# [What you have to do]
Give back the listing underneath, unchanged and complete.

# [Input]
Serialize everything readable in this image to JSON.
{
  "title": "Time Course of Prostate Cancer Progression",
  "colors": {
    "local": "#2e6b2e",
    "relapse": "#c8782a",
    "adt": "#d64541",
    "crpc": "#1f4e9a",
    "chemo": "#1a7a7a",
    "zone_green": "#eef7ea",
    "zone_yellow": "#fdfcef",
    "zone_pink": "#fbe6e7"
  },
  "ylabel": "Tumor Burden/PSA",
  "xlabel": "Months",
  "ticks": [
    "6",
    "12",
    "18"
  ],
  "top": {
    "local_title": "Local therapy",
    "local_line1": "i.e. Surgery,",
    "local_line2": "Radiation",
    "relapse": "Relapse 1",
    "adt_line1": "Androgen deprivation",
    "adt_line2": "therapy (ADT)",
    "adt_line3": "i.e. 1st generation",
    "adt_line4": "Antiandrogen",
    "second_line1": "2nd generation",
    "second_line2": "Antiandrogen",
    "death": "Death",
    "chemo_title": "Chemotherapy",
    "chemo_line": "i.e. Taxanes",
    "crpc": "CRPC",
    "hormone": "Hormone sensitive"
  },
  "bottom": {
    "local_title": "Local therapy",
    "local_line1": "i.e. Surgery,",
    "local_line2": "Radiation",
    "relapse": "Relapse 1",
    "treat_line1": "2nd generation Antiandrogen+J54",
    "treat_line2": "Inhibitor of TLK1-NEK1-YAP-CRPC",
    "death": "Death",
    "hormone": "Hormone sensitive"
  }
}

# [Exercise response]
Serialize everything readable in this image to JSON.
{
  "title": "Time Course of Prostate Cancer Progression",
  "colors": {
    "local": "#2e6b2e",
    "relapse": "#c8782a",
    "adt": "#d64541",
    "crpc": "#1f4e9a",
    "chemo": "#1a7a7a",
    "zone_green": "#eef7ea",
    "zone_yellow": "#fdfcef",
    "zone_pink": "#fbe6e7"
  },
  "ylabel": "Tumor Burden/PSA",
  "xlabel": "Months",
  "ticks": [
    "6",
    "12",
    "18"
  ],
  "top": {
    "local_title": "Local therapy",
    "local_line1": "i.e. Surgery,",
    "local_line2": "Radiation",
    "relapse": "Relapse 1",
    "adt_line1": "Androgen deprivation",
    "adt_line2": "therapy (ADT)",
    "adt_line3": "i.e. 1st generation",
    "adt_line4": "Antiandrogen",
    "second_line1": "2nd generation",
    "second_line2": "Antiandrogen",
    "death": "Death",
    "chemo_title": "Chemotherapy",
    "chemo_line": "i.e. Taxanes",
    "crpc": "CRPC",
    "hormone": "Hormone sensitive"
  },
  "bottom": {
    "local_title": "Local therapy",
    "local_line1": "i.e. Surgery,",
    "local_line2": "Radiation",
    "relapse": "Relapse 1",
    "treat_line1": "2nd generation Antiandrogen+J54",
    "treat_line2": "Inhibitor of TLK1-NEK1-YAP-CRPC",
    "death": "Death",
    "hormone": "Hormone sensitive"
  }
}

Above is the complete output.